Request: Note how many lines hold the string "Snov" and give that number without any other words.

Data excerpts:
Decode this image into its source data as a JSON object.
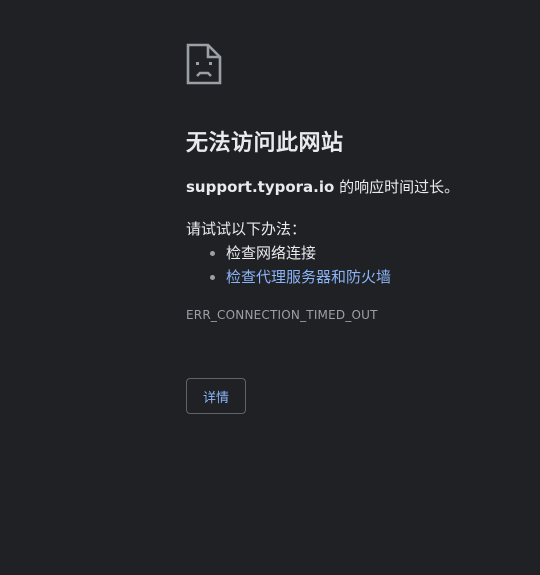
{
  "icon": "sad-page-icon",
  "colors": {
    "background": "#202124",
    "text": "#e8eaed",
    "muted": "#9aa0a6",
    "link": "#8ab4f8",
    "button_border": "#5f6368"
  },
  "error": {
    "title": "无法访问此网站",
    "host": "support.typora.io",
    "message_suffix": " 的响应时间过长。",
    "try_heading": "请试试以下办法：",
    "suggestions": [
      {
        "text": "检查网络连接",
        "is_link": false
      },
      {
        "text": "检查代理服务器和防火墙",
        "is_link": true
      }
    ],
    "code": "ERR_CONNECTION_TIMED_OUT",
    "details_label": "详情"
  }
}
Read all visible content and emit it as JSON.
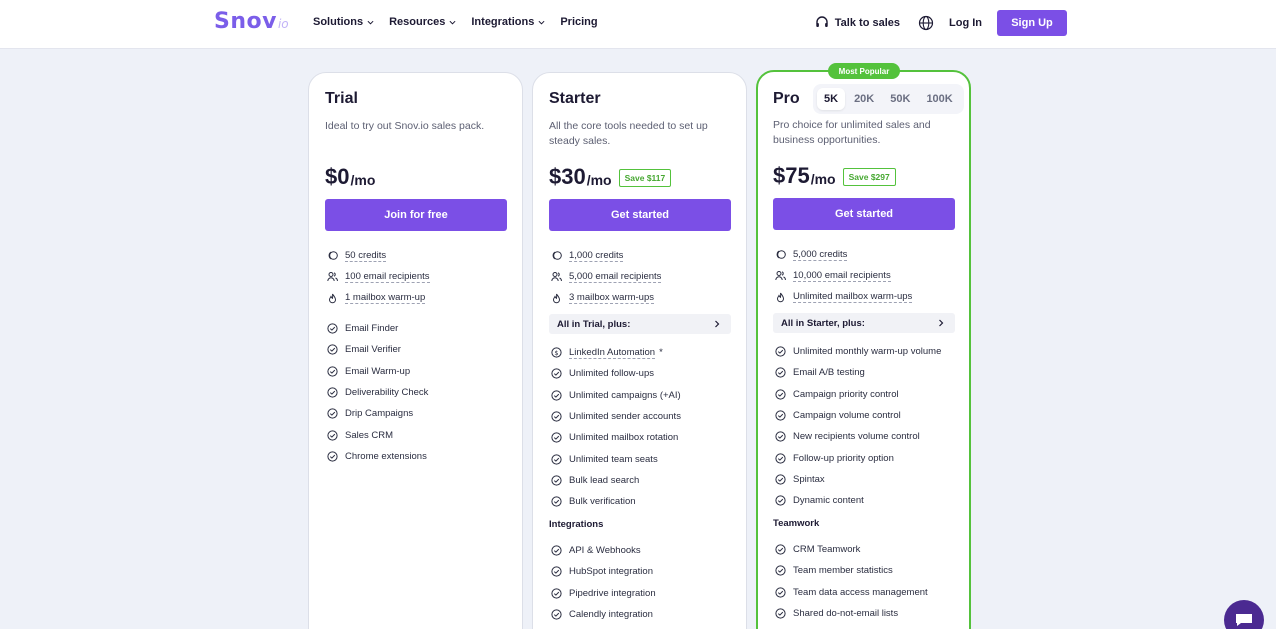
{
  "nav": {
    "logo_main": "Snov",
    "logo_suffix": "io",
    "menu": [
      "Solutions",
      "Resources",
      "Integrations"
    ],
    "pricing": "Pricing",
    "talk": "Talk to sales",
    "login": "Log In",
    "signup": "Sign Up"
  },
  "trial": {
    "name": "Trial",
    "desc": "Ideal to try out Snov.io sales pack.",
    "price": "$0",
    "per": "/mo",
    "cta": "Join for free",
    "credits": [
      "50 credits",
      "100 email recipients",
      "1 mailbox warm-up"
    ],
    "features": [
      "Email Finder",
      "Email Verifier",
      "Email Warm-up",
      "Deliverability Check",
      "Drip Campaigns",
      "Sales CRM",
      "Chrome extensions"
    ]
  },
  "starter": {
    "name": "Starter",
    "desc": "All the core tools needed to set up steady sales.",
    "price": "$30",
    "per": "/mo",
    "save": "Save $117",
    "cta": "Get started",
    "credits": [
      "1,000 credits",
      "5,000 email recipients",
      "3 mailbox warm-ups"
    ],
    "plus": "All in Trial, plus:",
    "linkedin": "LinkedIn Automation",
    "linkedin_mark": "*",
    "features": [
      "Unlimited follow-ups",
      "Unlimited campaigns (+AI)",
      "Unlimited sender accounts",
      "Unlimited mailbox rotation",
      "Unlimited team seats",
      "Bulk lead search",
      "Bulk verification"
    ],
    "section": "Integrations",
    "section_items": [
      "API & Webhooks",
      "HubSpot integration",
      "Pipedrive integration",
      "Calendly integration"
    ]
  },
  "pro": {
    "badge": "Most Popular",
    "name": "Pro",
    "tiers": [
      "5K",
      "20K",
      "50K",
      "100K"
    ],
    "active_tier": "5K",
    "desc": "Pro choice for unlimited sales and business opportunities.",
    "price": "$75",
    "per": "/mo",
    "save": "Save $297",
    "cta": "Get started",
    "credits": [
      "5,000 credits",
      "10,000 email recipients",
      "Unlimited mailbox warm-ups"
    ],
    "plus": "All in Starter, plus:",
    "features": [
      "Unlimited monthly warm-up volume",
      "Email A/B testing",
      "Campaign priority control",
      "Campaign volume control",
      "New recipients volume control",
      "Follow-up priority option",
      "Spintax",
      "Dynamic content"
    ],
    "section": "Teamwork",
    "section_items": [
      "CRM Teamwork",
      "Team member statistics",
      "Team data access management",
      "Shared do-not-email lists"
    ]
  },
  "colors": {
    "accent": "#7b4fe6",
    "popular": "#54c23c",
    "chat": "#4b2a91"
  }
}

Answer for the task: 2